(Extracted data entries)
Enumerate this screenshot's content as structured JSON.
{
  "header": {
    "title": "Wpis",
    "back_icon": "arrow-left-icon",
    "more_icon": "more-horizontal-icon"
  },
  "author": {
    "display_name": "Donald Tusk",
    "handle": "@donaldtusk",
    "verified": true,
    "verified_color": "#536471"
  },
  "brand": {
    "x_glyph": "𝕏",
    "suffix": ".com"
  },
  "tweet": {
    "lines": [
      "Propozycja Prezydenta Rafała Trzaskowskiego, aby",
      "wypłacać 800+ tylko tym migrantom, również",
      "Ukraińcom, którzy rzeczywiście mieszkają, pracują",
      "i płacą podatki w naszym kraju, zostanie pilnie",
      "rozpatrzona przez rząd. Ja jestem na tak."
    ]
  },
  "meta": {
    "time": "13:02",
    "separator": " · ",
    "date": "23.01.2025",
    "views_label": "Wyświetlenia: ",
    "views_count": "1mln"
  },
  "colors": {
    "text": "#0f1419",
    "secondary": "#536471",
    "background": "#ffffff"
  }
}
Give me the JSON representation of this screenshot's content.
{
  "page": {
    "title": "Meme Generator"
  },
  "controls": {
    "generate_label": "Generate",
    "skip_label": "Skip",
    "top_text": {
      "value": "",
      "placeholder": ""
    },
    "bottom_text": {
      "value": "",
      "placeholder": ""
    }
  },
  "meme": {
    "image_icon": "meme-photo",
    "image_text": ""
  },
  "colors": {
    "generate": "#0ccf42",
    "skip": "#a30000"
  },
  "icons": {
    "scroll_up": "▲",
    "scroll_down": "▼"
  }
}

- **Task to carry out**
Return exactly the lines from the line bearing "Give me the" to the end of the records, inclusive of both; include no other lines.

- **Solved exercise**
Give me the JSON representation of this screenshot's content.
{
  "page": {
    "title": "Meme Generator"
  },
  "controls": {
    "generate_label": "Generate",
    "skip_label": "Skip",
    "top_text": {
      "value": "",
      "placeholder": ""
    },
    "bottom_text": {
      "value": "",
      "placeholder": ""
    }
  },
  "meme": {
    "image_icon": "meme-photo",
    "image_text": ""
  },
  "colors": {
    "generate": "#0ccf42",
    "skip": "#a30000"
  },
  "icons": {
    "scroll_up": "▲",
    "scroll_down": "▼"
  }
}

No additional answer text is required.